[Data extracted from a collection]

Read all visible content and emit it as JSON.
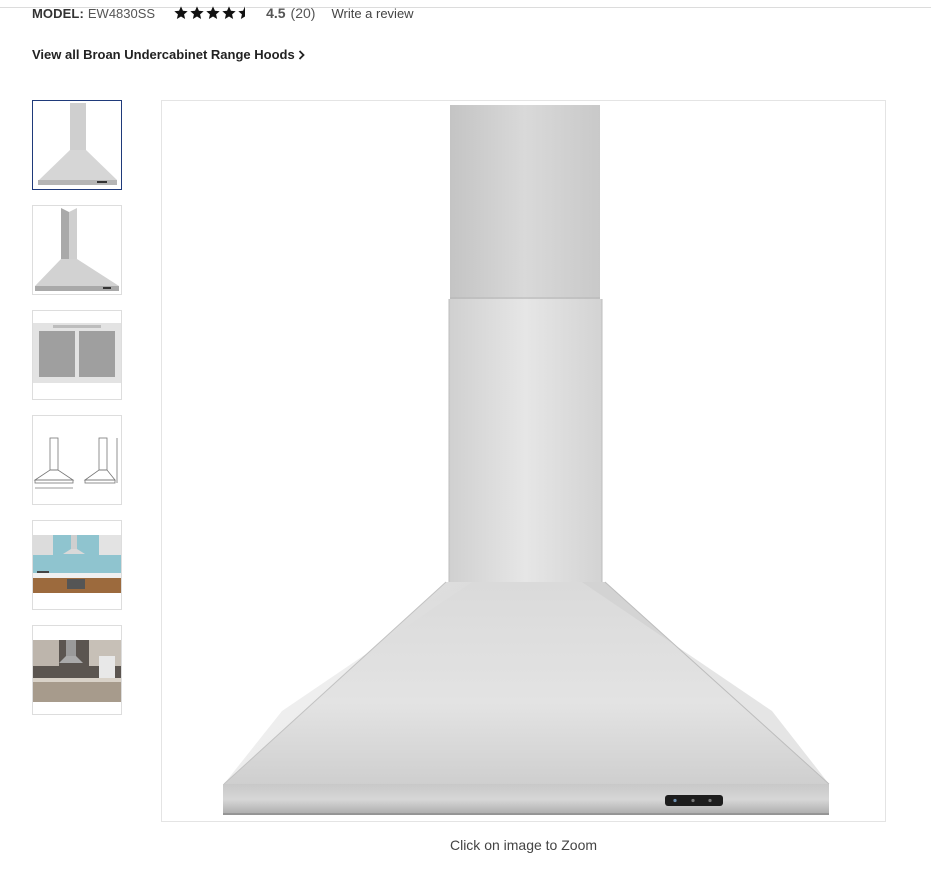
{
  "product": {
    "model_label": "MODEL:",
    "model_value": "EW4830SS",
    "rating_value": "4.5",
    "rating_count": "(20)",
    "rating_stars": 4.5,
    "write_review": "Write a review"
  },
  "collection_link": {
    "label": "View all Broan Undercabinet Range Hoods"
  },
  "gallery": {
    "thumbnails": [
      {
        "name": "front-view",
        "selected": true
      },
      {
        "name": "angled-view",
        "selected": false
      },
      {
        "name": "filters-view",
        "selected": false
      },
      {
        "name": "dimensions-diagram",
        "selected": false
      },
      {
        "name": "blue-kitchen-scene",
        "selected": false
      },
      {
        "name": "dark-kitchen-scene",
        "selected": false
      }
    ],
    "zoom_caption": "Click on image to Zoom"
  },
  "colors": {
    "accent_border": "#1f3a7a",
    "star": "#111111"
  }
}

* * *

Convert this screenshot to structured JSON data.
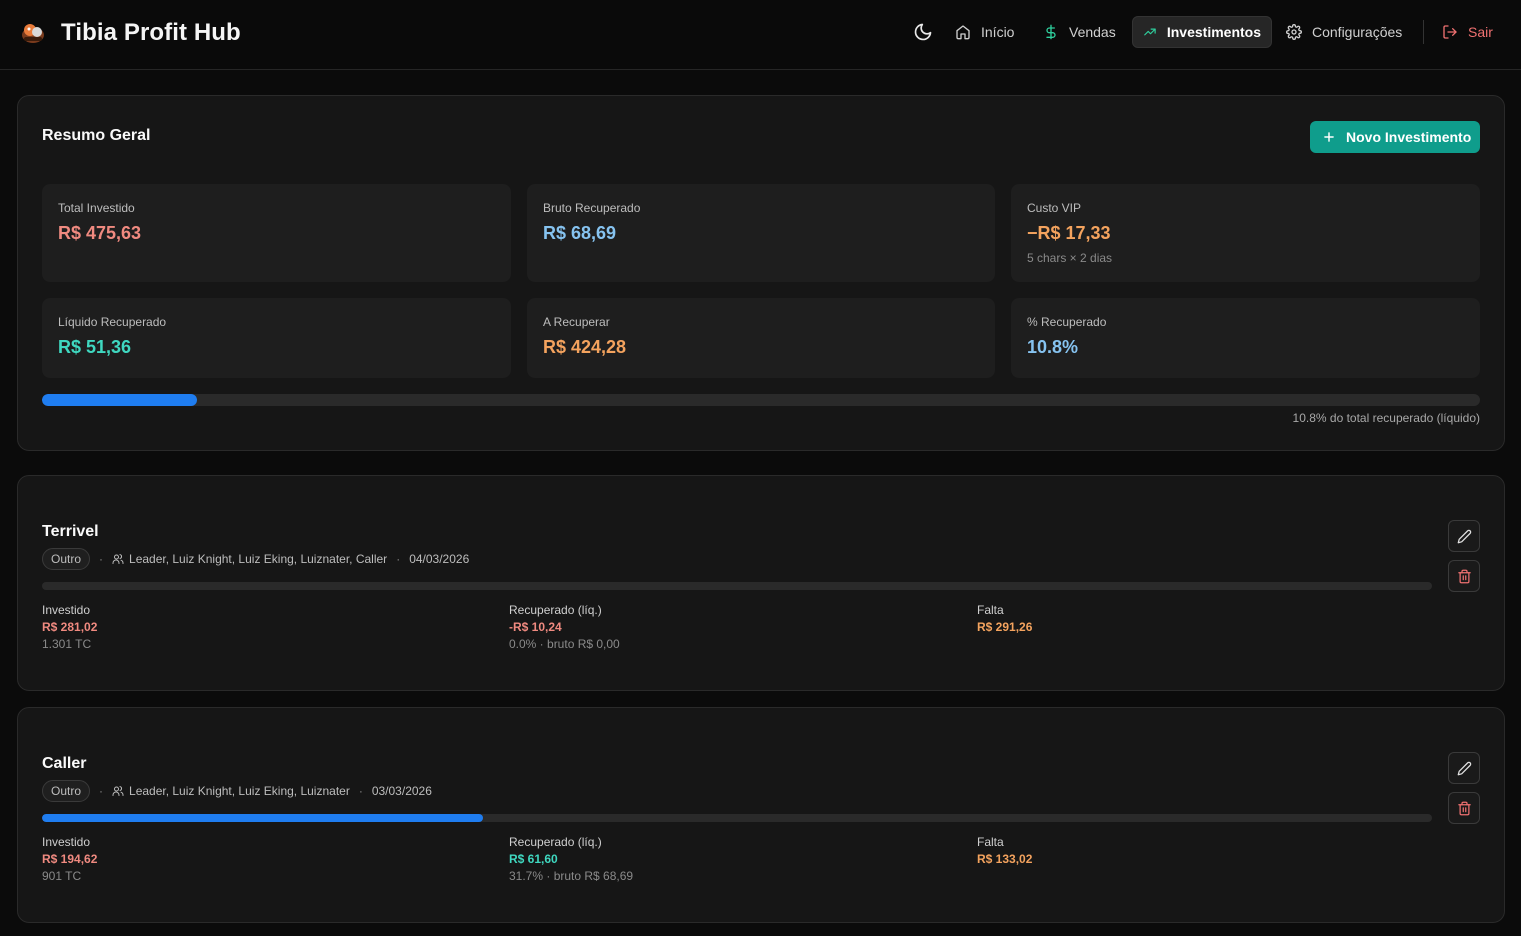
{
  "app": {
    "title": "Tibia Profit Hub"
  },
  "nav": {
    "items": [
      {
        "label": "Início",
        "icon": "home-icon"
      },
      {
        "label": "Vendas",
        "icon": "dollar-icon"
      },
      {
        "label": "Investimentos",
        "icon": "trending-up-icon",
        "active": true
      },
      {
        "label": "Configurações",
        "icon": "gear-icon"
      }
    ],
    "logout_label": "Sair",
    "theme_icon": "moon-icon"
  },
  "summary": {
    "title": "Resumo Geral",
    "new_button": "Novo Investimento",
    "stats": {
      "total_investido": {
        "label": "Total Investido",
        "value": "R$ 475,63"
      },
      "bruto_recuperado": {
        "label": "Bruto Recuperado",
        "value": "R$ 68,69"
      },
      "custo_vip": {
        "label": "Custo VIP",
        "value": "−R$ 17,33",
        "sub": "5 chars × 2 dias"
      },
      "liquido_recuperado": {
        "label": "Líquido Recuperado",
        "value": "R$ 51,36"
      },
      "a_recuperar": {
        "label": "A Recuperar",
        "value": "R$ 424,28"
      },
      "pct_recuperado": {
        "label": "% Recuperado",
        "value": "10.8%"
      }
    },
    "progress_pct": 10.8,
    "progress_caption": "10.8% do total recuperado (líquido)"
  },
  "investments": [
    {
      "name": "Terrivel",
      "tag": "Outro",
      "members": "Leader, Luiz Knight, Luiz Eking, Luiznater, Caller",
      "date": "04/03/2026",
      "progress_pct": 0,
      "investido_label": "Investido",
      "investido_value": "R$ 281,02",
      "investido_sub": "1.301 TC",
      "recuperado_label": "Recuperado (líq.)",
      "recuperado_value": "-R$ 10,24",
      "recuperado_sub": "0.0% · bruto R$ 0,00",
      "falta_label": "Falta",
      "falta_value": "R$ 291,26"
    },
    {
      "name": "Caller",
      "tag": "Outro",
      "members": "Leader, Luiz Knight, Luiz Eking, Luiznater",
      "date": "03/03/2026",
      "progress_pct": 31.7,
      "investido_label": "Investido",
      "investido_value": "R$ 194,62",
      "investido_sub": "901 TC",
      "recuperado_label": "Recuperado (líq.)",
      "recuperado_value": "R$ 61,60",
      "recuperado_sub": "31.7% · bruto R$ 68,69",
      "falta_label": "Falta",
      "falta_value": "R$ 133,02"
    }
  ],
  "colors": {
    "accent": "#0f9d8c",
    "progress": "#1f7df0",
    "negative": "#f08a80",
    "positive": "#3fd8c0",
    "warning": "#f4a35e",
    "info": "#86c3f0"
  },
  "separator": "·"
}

=== Aim of the exercise ===
Select all lines in the listing that include the word "icon".

=== Solution ===
        "icon": "home-icon"
        "icon": "dollar-icon"
        "icon": "trending-up-icon",
        "icon": "gear-icon"
    "theme_icon": "moon-icon"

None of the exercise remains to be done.